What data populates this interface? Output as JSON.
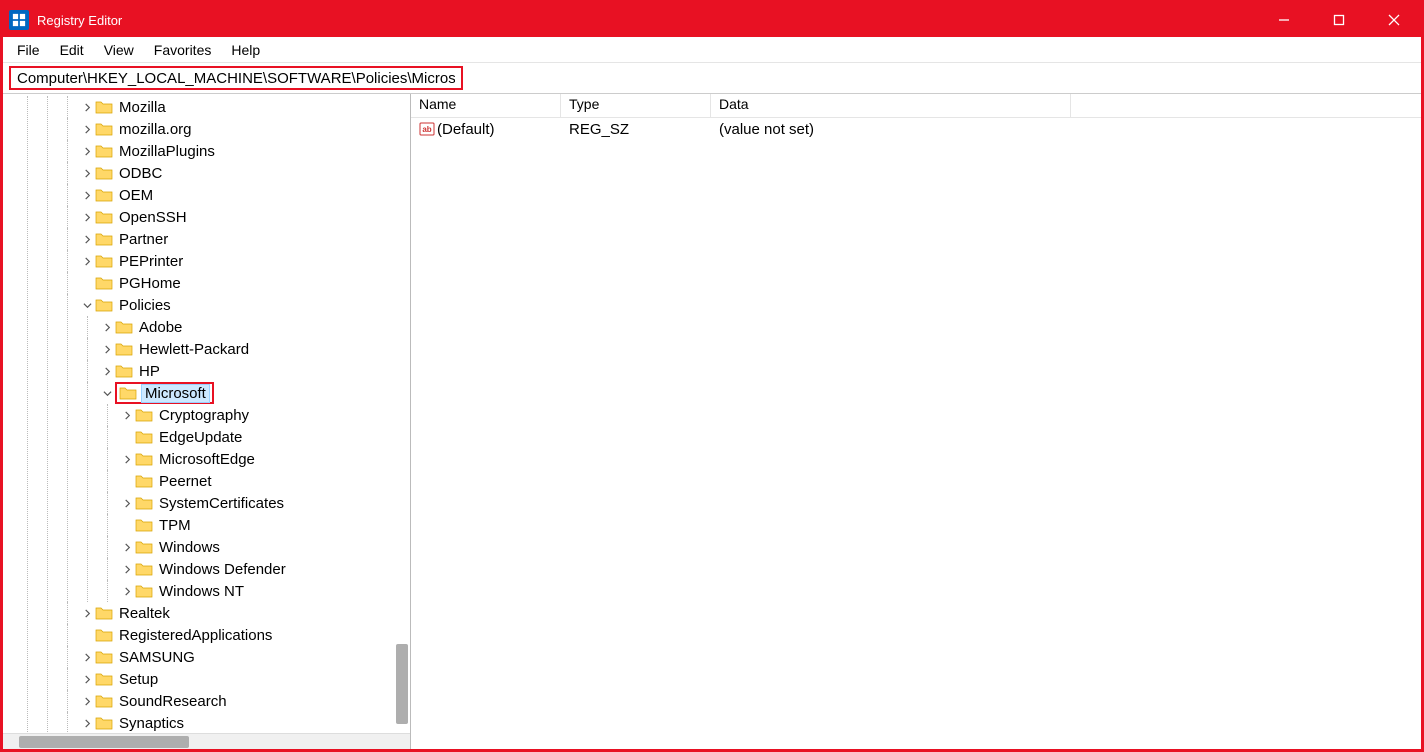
{
  "window": {
    "title": "Registry Editor"
  },
  "menu": {
    "file": "File",
    "edit": "Edit",
    "view": "View",
    "favorites": "Favorites",
    "help": "Help"
  },
  "address": {
    "path": "Computer\\HKEY_LOCAL_MACHINE\\SOFTWARE\\Policies\\Microsoft"
  },
  "tree": {
    "visible_nodes": {
      "mozilla": "Mozilla",
      "mozilla_org": "mozilla.org",
      "mozillaplugins": "MozillaPlugins",
      "odbc": "ODBC",
      "oem": "OEM",
      "openssh": "OpenSSH",
      "partner": "Partner",
      "peprinter": "PEPrinter",
      "pghome": "PGHome",
      "policies": "Policies",
      "policies_children": {
        "adobe": "Adobe",
        "hewlett": "Hewlett-Packard",
        "hp": "HP",
        "microsoft": "Microsoft",
        "microsoft_children": {
          "cryptography": "Cryptography",
          "edgeupdate": "EdgeUpdate",
          "microsoftedge": "MicrosoftEdge",
          "peernet": "Peernet",
          "systemcertificates": "SystemCertificates",
          "tpm": "TPM",
          "windows": "Windows",
          "windowsdefender": "Windows Defender",
          "windowsnt": "Windows NT"
        }
      },
      "realtek": "Realtek",
      "registeredapplications": "RegisteredApplications",
      "samsung": "SAMSUNG",
      "setup": "Setup",
      "soundresearch": "SoundResearch",
      "synaptics": "Synaptics"
    }
  },
  "list": {
    "columns": {
      "name": "Name",
      "type": "Type",
      "data": "Data"
    },
    "rows": [
      {
        "name": "(Default)",
        "type": "REG_SZ",
        "data": "(value not set)"
      }
    ]
  }
}
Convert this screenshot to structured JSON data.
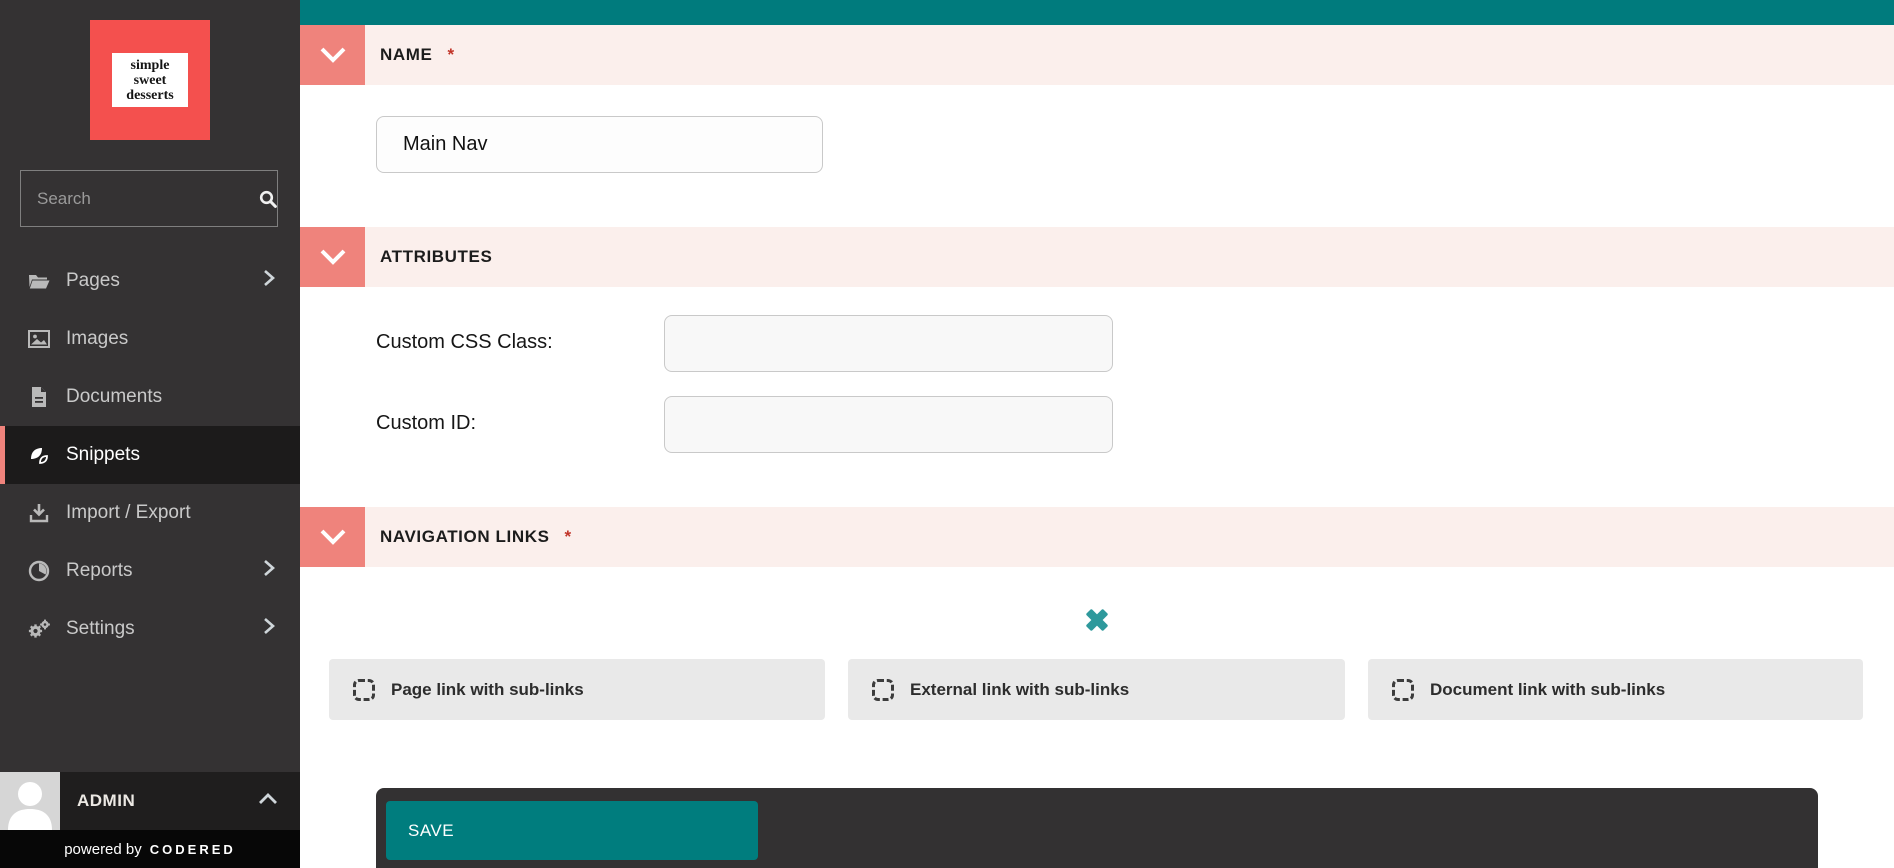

•••••

Find every line above that contains the word "Windows", and return each one.

          "windows": "Windows",
          "windowsdefender": "Windows Defender",
          "windowsnt": "Windows NT"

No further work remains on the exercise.